_Task to complete_. Look through the records below, count the lines with the word "EBITA", and reply with only the number.

────

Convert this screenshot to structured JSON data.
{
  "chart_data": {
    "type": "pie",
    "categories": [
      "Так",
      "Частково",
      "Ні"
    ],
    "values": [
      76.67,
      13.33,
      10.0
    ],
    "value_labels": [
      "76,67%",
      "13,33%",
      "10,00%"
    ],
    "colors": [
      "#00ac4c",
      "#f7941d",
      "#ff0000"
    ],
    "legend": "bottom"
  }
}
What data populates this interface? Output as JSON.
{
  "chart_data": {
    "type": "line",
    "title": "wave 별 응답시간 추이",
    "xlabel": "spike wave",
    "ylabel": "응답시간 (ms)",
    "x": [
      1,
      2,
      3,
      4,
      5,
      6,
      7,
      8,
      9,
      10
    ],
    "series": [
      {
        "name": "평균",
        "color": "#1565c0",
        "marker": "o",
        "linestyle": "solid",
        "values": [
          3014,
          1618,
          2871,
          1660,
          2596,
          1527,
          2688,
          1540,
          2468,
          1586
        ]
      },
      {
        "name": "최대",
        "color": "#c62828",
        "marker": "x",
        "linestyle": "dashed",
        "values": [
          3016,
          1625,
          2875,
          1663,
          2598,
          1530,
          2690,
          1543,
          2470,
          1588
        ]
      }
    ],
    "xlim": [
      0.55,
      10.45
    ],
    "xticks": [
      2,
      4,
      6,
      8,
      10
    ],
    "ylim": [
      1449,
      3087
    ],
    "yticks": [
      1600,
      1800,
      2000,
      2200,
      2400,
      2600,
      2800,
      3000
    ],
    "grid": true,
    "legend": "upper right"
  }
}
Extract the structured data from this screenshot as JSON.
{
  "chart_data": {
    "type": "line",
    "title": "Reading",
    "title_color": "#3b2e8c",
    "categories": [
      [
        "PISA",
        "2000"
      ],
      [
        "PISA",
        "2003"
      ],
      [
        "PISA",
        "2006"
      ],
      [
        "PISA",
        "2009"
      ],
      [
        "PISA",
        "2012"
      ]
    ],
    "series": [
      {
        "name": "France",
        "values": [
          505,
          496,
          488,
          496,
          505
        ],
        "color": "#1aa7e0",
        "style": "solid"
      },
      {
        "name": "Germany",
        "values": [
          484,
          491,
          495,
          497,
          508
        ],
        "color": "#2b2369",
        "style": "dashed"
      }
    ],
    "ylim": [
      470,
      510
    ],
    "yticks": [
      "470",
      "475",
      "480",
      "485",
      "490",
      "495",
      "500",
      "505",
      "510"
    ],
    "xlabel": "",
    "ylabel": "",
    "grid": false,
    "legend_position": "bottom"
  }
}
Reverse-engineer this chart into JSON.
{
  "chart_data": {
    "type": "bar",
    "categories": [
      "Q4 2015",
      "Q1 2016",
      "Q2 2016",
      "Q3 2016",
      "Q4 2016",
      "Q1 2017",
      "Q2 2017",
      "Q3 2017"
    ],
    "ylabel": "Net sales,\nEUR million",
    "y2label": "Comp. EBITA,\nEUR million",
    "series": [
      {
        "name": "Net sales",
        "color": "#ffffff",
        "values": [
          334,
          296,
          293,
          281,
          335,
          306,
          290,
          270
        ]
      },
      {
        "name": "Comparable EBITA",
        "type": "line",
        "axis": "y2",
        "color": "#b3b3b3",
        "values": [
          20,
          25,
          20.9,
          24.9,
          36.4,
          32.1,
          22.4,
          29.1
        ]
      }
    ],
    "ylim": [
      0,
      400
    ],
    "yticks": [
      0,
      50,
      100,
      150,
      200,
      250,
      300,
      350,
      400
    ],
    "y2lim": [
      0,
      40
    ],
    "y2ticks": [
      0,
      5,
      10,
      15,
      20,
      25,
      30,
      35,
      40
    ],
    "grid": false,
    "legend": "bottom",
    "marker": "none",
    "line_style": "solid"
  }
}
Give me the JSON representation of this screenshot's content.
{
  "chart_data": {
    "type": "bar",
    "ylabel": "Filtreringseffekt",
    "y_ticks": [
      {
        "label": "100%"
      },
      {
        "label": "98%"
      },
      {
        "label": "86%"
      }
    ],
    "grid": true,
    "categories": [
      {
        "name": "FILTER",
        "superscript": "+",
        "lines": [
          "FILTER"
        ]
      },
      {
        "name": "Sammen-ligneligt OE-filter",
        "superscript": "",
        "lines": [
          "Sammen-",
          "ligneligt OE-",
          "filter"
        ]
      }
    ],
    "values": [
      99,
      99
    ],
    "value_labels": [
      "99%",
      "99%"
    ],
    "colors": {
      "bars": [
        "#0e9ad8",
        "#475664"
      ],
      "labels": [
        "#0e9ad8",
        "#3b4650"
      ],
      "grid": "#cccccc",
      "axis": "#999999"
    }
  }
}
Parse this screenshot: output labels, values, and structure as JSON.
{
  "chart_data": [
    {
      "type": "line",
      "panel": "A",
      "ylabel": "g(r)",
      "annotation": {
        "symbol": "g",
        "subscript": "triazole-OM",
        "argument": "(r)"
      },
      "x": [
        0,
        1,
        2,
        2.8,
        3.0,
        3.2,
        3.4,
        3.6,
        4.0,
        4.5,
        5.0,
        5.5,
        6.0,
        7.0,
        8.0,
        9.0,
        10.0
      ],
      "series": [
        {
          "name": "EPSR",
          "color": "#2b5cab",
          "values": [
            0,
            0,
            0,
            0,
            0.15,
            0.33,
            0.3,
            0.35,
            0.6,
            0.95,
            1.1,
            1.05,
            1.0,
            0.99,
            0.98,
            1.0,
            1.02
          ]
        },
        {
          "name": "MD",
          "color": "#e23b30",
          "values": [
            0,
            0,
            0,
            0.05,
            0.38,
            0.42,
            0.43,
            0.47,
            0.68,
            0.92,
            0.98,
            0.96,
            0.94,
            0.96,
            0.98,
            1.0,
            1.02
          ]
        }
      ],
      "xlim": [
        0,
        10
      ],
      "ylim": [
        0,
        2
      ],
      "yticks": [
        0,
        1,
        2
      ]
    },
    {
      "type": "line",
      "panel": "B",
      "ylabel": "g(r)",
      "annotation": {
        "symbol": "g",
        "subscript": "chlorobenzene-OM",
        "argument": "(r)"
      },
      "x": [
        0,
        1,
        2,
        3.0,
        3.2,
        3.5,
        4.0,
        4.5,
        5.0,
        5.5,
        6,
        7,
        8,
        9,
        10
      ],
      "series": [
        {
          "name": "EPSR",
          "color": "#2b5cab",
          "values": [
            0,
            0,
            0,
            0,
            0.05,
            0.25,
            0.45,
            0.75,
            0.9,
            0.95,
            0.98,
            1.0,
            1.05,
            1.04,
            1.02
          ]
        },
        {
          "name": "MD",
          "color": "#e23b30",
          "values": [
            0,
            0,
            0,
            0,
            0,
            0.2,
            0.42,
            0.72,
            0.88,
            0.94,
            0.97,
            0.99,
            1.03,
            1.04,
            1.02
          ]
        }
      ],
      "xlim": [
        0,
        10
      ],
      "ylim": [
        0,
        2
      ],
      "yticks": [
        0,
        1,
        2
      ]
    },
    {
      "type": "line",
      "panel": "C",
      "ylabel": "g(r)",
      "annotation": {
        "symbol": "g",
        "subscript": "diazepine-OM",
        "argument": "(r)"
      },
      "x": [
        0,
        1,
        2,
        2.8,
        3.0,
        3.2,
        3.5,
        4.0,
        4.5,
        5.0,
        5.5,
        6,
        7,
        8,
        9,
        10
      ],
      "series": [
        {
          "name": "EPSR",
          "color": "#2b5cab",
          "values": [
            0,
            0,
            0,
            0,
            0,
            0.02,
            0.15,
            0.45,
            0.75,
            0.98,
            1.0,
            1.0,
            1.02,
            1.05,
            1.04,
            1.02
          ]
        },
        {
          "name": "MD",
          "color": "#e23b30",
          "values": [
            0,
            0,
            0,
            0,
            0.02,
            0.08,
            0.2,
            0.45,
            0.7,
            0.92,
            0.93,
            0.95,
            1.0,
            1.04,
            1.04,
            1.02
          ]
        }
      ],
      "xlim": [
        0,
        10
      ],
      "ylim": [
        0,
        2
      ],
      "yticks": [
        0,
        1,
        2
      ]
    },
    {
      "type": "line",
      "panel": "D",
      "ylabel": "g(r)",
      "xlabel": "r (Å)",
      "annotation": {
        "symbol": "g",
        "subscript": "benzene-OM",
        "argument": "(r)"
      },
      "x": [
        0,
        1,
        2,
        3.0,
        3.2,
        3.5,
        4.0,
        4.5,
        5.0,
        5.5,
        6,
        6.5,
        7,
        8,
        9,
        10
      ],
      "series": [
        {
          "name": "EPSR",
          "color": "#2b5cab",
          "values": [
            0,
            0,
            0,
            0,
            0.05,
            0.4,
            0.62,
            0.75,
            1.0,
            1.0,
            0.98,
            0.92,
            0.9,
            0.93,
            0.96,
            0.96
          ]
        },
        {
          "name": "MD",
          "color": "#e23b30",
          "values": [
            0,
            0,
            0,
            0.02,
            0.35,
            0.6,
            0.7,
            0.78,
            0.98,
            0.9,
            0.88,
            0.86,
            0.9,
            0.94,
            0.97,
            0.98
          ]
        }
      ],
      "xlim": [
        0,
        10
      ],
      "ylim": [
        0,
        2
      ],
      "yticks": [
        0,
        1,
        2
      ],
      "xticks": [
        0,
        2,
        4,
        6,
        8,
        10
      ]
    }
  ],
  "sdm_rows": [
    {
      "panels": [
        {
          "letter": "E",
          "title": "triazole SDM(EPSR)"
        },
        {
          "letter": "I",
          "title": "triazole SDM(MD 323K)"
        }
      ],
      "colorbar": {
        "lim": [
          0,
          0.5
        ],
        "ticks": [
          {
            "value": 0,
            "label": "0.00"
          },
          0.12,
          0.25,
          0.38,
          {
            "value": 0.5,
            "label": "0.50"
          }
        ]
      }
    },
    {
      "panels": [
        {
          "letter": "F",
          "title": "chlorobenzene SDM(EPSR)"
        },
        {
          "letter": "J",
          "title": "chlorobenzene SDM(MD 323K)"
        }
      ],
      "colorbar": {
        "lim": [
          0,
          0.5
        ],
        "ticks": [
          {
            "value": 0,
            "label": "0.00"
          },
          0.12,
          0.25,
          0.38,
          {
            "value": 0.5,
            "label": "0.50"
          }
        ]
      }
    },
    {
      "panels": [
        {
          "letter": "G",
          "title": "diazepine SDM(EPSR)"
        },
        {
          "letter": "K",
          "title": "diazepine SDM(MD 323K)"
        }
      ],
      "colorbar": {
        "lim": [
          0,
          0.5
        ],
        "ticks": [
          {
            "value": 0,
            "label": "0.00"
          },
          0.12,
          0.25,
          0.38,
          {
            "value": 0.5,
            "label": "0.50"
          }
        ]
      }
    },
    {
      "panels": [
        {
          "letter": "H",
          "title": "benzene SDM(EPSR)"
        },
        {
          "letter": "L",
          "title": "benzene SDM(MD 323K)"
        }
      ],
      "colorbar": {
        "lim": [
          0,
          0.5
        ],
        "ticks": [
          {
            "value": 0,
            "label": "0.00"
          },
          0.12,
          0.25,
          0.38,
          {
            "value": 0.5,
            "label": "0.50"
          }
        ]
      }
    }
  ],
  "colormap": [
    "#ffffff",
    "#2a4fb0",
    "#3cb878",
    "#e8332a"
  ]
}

────

_Complete output_. 2